**Task to complete**
Omit the pictures, please, and give each record below again exactly.

**Given records**
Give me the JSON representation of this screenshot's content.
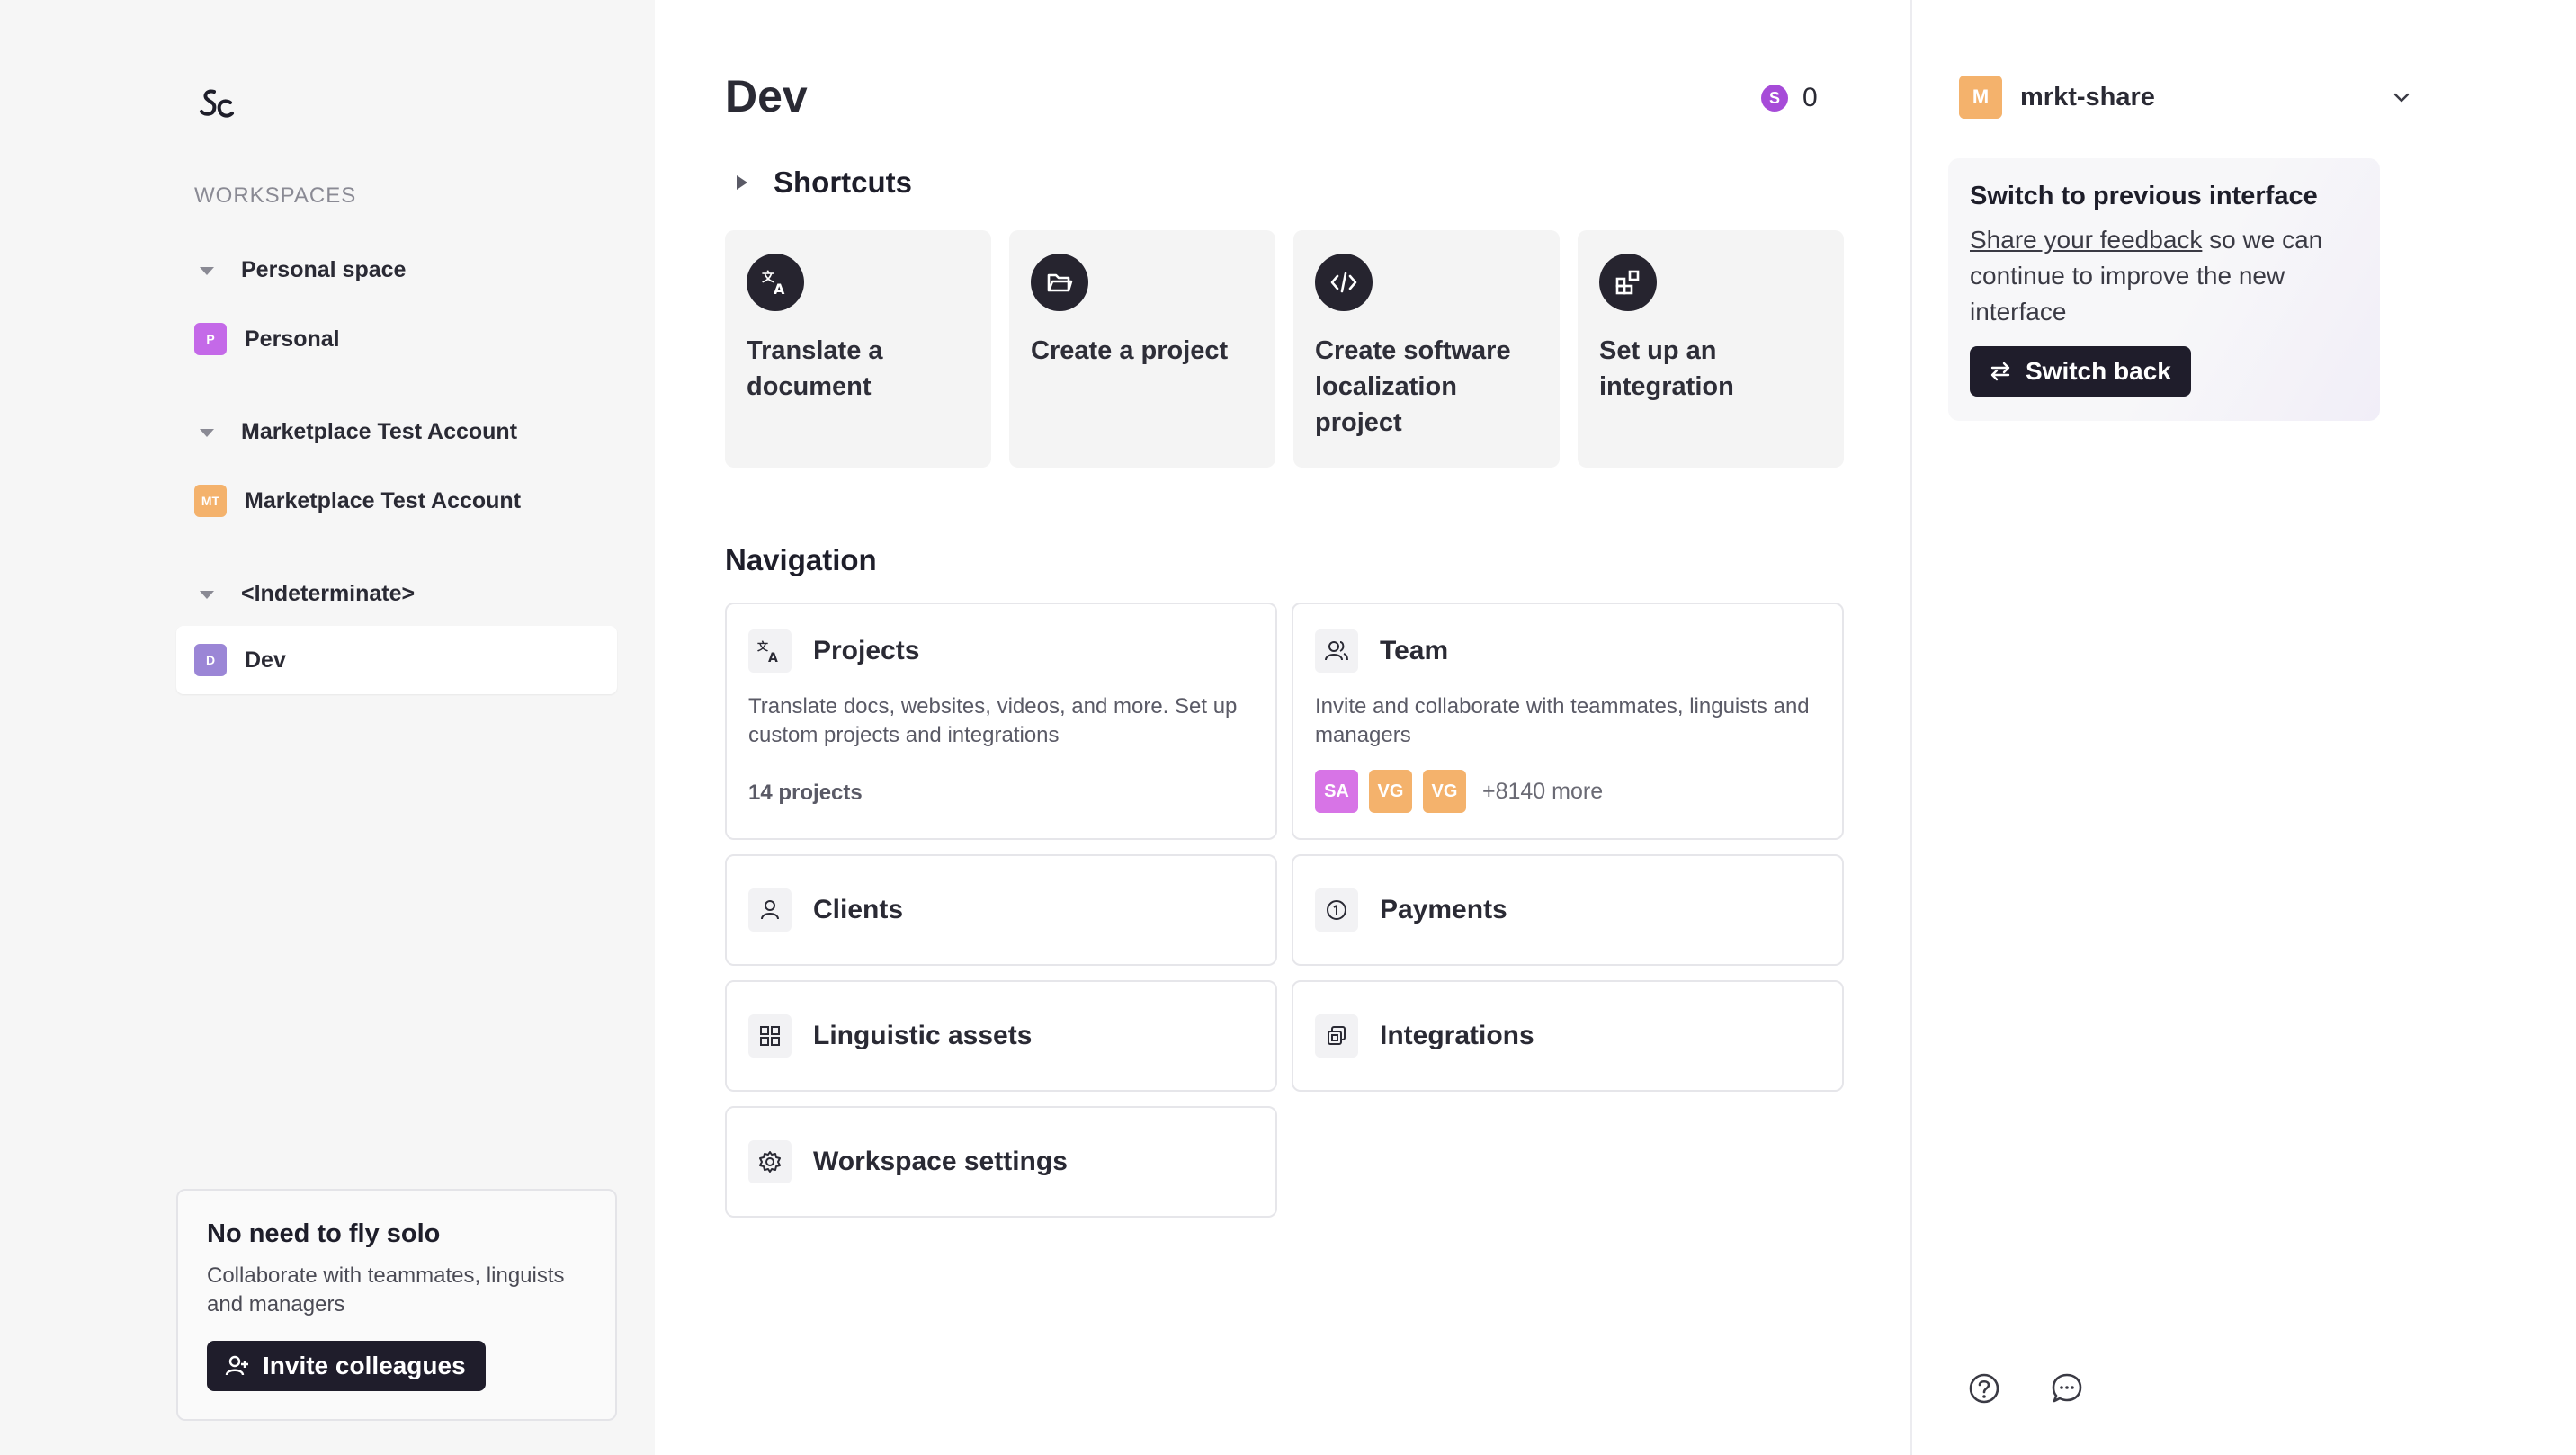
{
  "sidebar": {
    "workspaces_heading": "WORKSPACES",
    "groups": [
      {
        "name": "Personal space",
        "items": [
          {
            "badge": "P",
            "label": "Personal",
            "color": "#c469e8"
          }
        ]
      },
      {
        "name": "Marketplace Test Account",
        "items": [
          {
            "badge": "MT",
            "label": "Marketplace Test Account",
            "color": "#f4b26c"
          }
        ]
      },
      {
        "name": "<Indeterminate>",
        "items": [
          {
            "badge": "D",
            "label": "Dev",
            "color": "#9b86d6",
            "active": true
          }
        ]
      }
    ],
    "promo": {
      "title": "No need to fly solo",
      "text": "Collaborate with teammates, linguists and managers",
      "button": "Invite colleagues"
    }
  },
  "main": {
    "title": "Dev",
    "credits": {
      "symbol": "S",
      "value": "0",
      "color": "#a64bd8"
    },
    "shortcuts_heading": "Shortcuts",
    "shortcuts": [
      {
        "label": "Translate a document",
        "icon": "translate-icon"
      },
      {
        "label": "Create a project",
        "icon": "folder-open-icon"
      },
      {
        "label": "Create software localization project",
        "icon": "code-icon"
      },
      {
        "label": "Set up an integration",
        "icon": "integration-icon"
      }
    ],
    "navigation_heading": "Navigation",
    "cards": {
      "projects": {
        "title": "Projects",
        "desc": "Translate docs, websites, videos, and more. Set up custom projects and integrations",
        "meta": "14 projects"
      },
      "team": {
        "title": "Team",
        "desc": "Invite and collaborate with teammates, linguists and managers",
        "avatars": [
          {
            "initials": "SA",
            "color": "#d774e6"
          },
          {
            "initials": "VG",
            "color": "#f4b26c"
          },
          {
            "initials": "VG",
            "color": "#f4b26c"
          }
        ],
        "more": "+8140 more"
      },
      "clients": {
        "title": "Clients"
      },
      "payments": {
        "title": "Payments"
      },
      "linguistic_assets": {
        "title": "Linguistic assets"
      },
      "integrations": {
        "title": "Integrations"
      },
      "workspace_settings": {
        "title": "Workspace settings"
      }
    }
  },
  "right_panel": {
    "account": {
      "badge": "M",
      "name": "mrkt-share",
      "color": "#f4b26c"
    },
    "switch_box": {
      "title": "Switch to previous interface",
      "link_text": "Share your feedback",
      "text_rest": " so we can continue to improve the new interface",
      "button": "Switch back"
    },
    "bottom_icons": [
      "help-icon",
      "chat-icon"
    ]
  },
  "theme": {
    "dark": "#1f1d2b",
    "sidebar_bg": "#f6f6f6",
    "card_border": "#e6e6ea"
  }
}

**Exercise output**
Give me the JSON representation of this screenshot's content.
{
  "sidebar": {
    "workspaces_heading": "WORKSPACES",
    "groups": [
      {
        "name": "Personal space",
        "items": [
          {
            "badge": "P",
            "label": "Personal",
            "color": "#c469e8"
          }
        ]
      },
      {
        "name": "Marketplace Test Account",
        "items": [
          {
            "badge": "MT",
            "label": "Marketplace Test Account",
            "color": "#f4b26c"
          }
        ]
      },
      {
        "name": "<Indeterminate>",
        "items": [
          {
            "badge": "D",
            "label": "Dev",
            "color": "#9b86d6",
            "active": true
          }
        ]
      }
    ],
    "promo": {
      "title": "No need to fly solo",
      "text": "Collaborate with teammates, linguists and managers",
      "button": "Invite colleagues"
    }
  },
  "main": {
    "title": "Dev",
    "credits": {
      "symbol": "S",
      "value": "0",
      "color": "#a64bd8"
    },
    "shortcuts_heading": "Shortcuts",
    "shortcuts": [
      {
        "label": "Translate a document",
        "icon": "translate-icon"
      },
      {
        "label": "Create a project",
        "icon": "folder-open-icon"
      },
      {
        "label": "Create software localization project",
        "icon": "code-icon"
      },
      {
        "label": "Set up an integration",
        "icon": "integration-icon"
      }
    ],
    "navigation_heading": "Navigation",
    "cards": {
      "projects": {
        "title": "Projects",
        "desc": "Translate docs, websites, videos, and more. Set up custom projects and integrations",
        "meta": "14 projects"
      },
      "team": {
        "title": "Team",
        "desc": "Invite and collaborate with teammates, linguists and managers",
        "avatars": [
          {
            "initials": "SA",
            "color": "#d774e6"
          },
          {
            "initials": "VG",
            "color": "#f4b26c"
          },
          {
            "initials": "VG",
            "color": "#f4b26c"
          }
        ],
        "more": "+8140 more"
      },
      "clients": {
        "title": "Clients"
      },
      "payments": {
        "title": "Payments"
      },
      "linguistic_assets": {
        "title": "Linguistic assets"
      },
      "integrations": {
        "title": "Integrations"
      },
      "workspace_settings": {
        "title": "Workspace settings"
      }
    }
  },
  "right_panel": {
    "account": {
      "badge": "M",
      "name": "mrkt-share",
      "color": "#f4b26c"
    },
    "switch_box": {
      "title": "Switch to previous interface",
      "link_text": "Share your feedback",
      "text_rest": " so we can continue to improve the new interface",
      "button": "Switch back"
    },
    "bottom_icons": [
      "help-icon",
      "chat-icon"
    ]
  },
  "theme": {
    "dark": "#1f1d2b",
    "sidebar_bg": "#f6f6f6",
    "card_border": "#e6e6ea"
  }
}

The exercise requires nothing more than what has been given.